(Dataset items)
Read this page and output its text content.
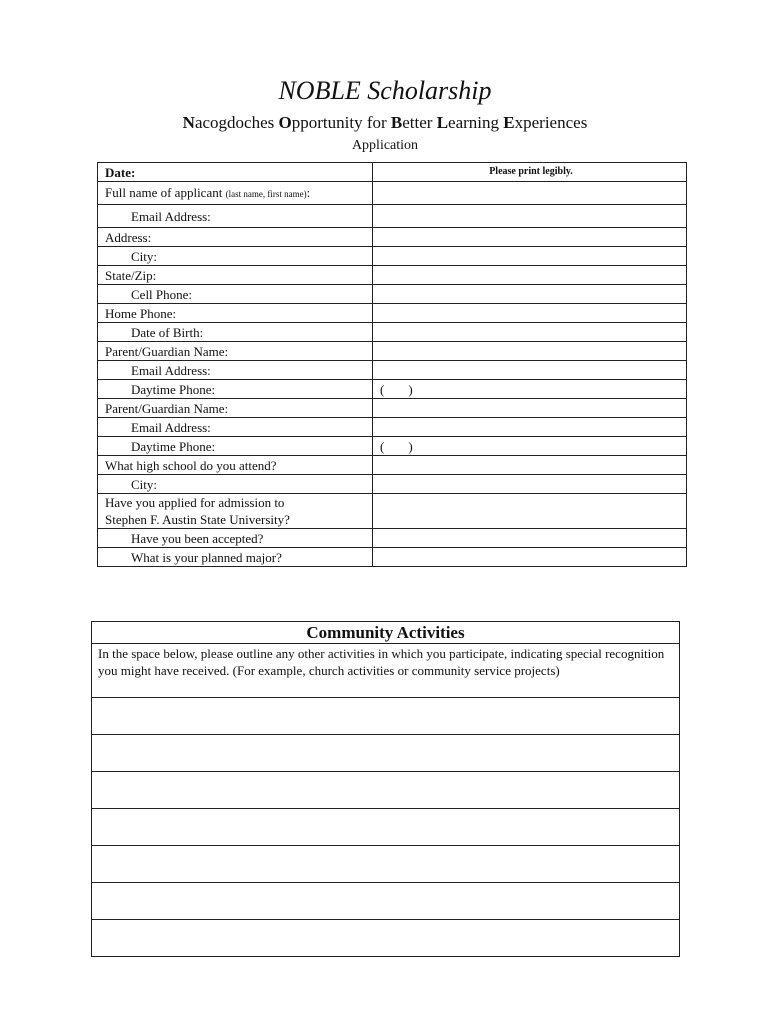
NOBLE Scholarship
Nacogdoches Opportunity for Better Learning Experiences
Application
Date:	Please print legibly.
Full name of applicant (last name, first name):	
Email Address:	
Address:	
City:	
State/Zip:	
Cell Phone:	
Home Phone:	
Date of Birth:	
Parent/Guardian Name:	
Email Address:	
Daytime Phone:	( )
Parent/Guardian Name:	
Email Address:	
Daytime Phone:	( )
What high school do you attend?	
City:	
Have you applied for admission to
Stephen F. Austin State University?	
Have you been accepted?	
What is your planned major?	
Community Activities
In the space below, please outline any other activities in which you participate, indicating special recognition you might have received. (For example, church activities or community service projects)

# WORK REQUIRED
Output all the records, word for word, with no pictures in the copy.

# ANSWER FOR THIS EXERCISE
Read this page and output its text content.
NOBLE Scholarship
Nacogdoches Opportunity for Better Learning Experiences
Application
Date:	Please print legibly.
Full name of applicant (last name, first name):	
Email Address:	
Address:	
City:	
State/Zip:	
Cell Phone:	
Home Phone:	
Date of Birth:	
Parent/Guardian Name:	
Email Address:	
Daytime Phone:	( )
Parent/Guardian Name:	
Email Address:	
Daytime Phone:	( )
What high school do you attend?	
City:	
Have you applied for admission to
Stephen F. Austin State University?	
Have you been accepted?	
What is your planned major?	
Community Activities
In the space below, please outline any other activities in which you participate, indicating special recognition you might have received. (For example, church activities or community service projects)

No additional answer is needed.